• Requirement:
Rewrite every record below with "Patent image size" changed to "Figure dimensions" and everything else left the same.

── Provided records ──

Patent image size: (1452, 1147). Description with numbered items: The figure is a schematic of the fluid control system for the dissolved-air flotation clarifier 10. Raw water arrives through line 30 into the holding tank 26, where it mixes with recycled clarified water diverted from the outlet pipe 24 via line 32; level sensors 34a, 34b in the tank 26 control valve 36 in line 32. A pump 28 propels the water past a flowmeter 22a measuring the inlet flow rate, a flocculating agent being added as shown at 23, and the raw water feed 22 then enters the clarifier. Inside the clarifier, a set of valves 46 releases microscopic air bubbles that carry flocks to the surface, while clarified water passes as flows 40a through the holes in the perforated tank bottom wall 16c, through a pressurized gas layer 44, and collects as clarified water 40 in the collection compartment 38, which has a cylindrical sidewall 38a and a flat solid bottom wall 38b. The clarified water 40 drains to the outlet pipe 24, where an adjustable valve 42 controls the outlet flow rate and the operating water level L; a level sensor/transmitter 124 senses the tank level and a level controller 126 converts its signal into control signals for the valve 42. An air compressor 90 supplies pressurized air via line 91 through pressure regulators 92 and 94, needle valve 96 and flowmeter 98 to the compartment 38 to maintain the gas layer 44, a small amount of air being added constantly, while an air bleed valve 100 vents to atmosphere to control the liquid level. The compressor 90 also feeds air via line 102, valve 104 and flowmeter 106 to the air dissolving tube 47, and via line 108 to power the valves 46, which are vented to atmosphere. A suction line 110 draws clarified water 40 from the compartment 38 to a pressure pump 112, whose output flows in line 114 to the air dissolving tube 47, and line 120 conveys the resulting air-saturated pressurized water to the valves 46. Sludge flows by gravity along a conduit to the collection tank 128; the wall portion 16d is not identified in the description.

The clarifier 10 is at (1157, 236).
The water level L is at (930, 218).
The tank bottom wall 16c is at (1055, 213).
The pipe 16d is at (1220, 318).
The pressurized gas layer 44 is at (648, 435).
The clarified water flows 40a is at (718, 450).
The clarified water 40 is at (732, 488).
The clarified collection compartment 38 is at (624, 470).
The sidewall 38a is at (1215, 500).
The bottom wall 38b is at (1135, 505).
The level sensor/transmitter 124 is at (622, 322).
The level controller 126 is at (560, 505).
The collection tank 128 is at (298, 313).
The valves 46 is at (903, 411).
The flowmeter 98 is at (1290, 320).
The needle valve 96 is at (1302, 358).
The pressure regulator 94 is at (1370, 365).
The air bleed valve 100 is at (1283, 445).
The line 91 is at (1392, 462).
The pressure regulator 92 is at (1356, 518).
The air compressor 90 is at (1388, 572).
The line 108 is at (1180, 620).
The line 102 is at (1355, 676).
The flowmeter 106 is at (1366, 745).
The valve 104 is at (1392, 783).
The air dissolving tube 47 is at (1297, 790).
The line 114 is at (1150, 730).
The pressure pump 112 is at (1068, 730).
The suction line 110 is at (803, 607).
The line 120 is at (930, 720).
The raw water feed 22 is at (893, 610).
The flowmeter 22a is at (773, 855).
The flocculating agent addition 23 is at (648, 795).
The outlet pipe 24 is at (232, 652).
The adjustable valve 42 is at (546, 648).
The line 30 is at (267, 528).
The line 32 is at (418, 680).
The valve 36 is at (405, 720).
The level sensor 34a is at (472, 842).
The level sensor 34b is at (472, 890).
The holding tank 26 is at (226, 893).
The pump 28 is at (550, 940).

───

• Problem solution:
Figure dimensions: (1452, 1147). Description with numbered items: The figure is a schematic of the fluid control system for the dissolved-air flotation clarifier 10. Raw water arrives through line 30 into the holding tank 26, where it mixes with recycled clarified water diverted from the outlet pipe 24 via line 32; level sensors 34a, 34b in the tank 26 control valve 36 in line 32. A pump 28 propels the water past a flowmeter 22a measuring the inlet flow rate, a flocculating agent being added as shown at 23, and the raw water feed 22 then enters the clarifier. Inside the clarifier, a set of valves 46 releases microscopic air bubbles that carry flocks to the surface, while clarified water passes as flows 40a through the holes in the perforated tank bottom wall 16c, through a pressurized gas layer 44, and collects as clarified water 40 in the collection compartment 38, which has a cylindrical sidewall 38a and a flat solid bottom wall 38b. The clarified water 40 drains to the outlet pipe 24, where an adjustable valve 42 controls the outlet flow rate and the operating water level L; a level sensor/transmitter 124 senses the tank level and a level controller 126 converts its signal into control signals for the valve 42. An air compressor 90 supplies pressurized air via line 91 through pressure regulators 92 and 94, needle valve 96 and flowmeter 98 to the compartment 38 to maintain the gas layer 44, a small amount of air being added constantly, while an air bleed valve 100 vents to atmosphere to control the liquid level. The compressor 90 also feeds air via line 102, valve 104 and flowmeter 106 to the air dissolving tube 47, and via line 108 to power the valves 46, which are vented to atmosphere. A suction line 110 draws clarified water 40 from the compartment 38 to a pressure pump 112, whose output flows in line 114 to the air dissolving tube 47, and line 120 conveys the resulting air-saturated pressurized water to the valves 46. Sludge flows by gravity along a conduit to the collection tank 128; the wall portion 16d is not identified in the description.

The clarifier 10 is at (1157, 236).
The water level L is at (930, 218).
The tank bottom wall 16c is at (1055, 213).
The pipe 16d is at (1220, 318).
The pressurized gas layer 44 is at (648, 435).
The clarified water flows 40a is at (718, 450).
The clarified water 40 is at (732, 488).
The clarified collection compartment 38 is at (624, 470).
The sidewall 38a is at (1215, 500).
The bottom wall 38b is at (1135, 505).
The level sensor/transmitter 124 is at (622, 322).
The level controller 126 is at (560, 505).
The collection tank 128 is at (298, 313).
The valves 46 is at (903, 411).
The flowmeter 98 is at (1290, 320).
The needle valve 96 is at (1302, 358).
The pressure regulator 94 is at (1370, 365).
The air bleed valve 100 is at (1283, 445).
The line 91 is at (1392, 462).
The pressure regulator 92 is at (1356, 518).
The air compressor 90 is at (1388, 572).
The line 108 is at (1180, 620).
The line 102 is at (1355, 676).
The flowmeter 106 is at (1366, 745).
The valve 104 is at (1392, 783).
The air dissolving tube 47 is at (1297, 790).
The line 114 is at (1150, 730).
The pressure pump 112 is at (1068, 730).
The suction line 110 is at (803, 607).
The line 120 is at (930, 720).
The raw water feed 22 is at (893, 610).
The flowmeter 22a is at (773, 855).
The flocculating agent addition 23 is at (648, 795).
The outlet pipe 24 is at (232, 652).
The adjustable valve 42 is at (546, 648).
The line 30 is at (267, 528).
The line 32 is at (418, 680).
The valve 36 is at (405, 720).
The level sensor 34a is at (472, 842).
The level sensor 34b is at (472, 890).
The holding tank 26 is at (226, 893).
The pump 28 is at (550, 940).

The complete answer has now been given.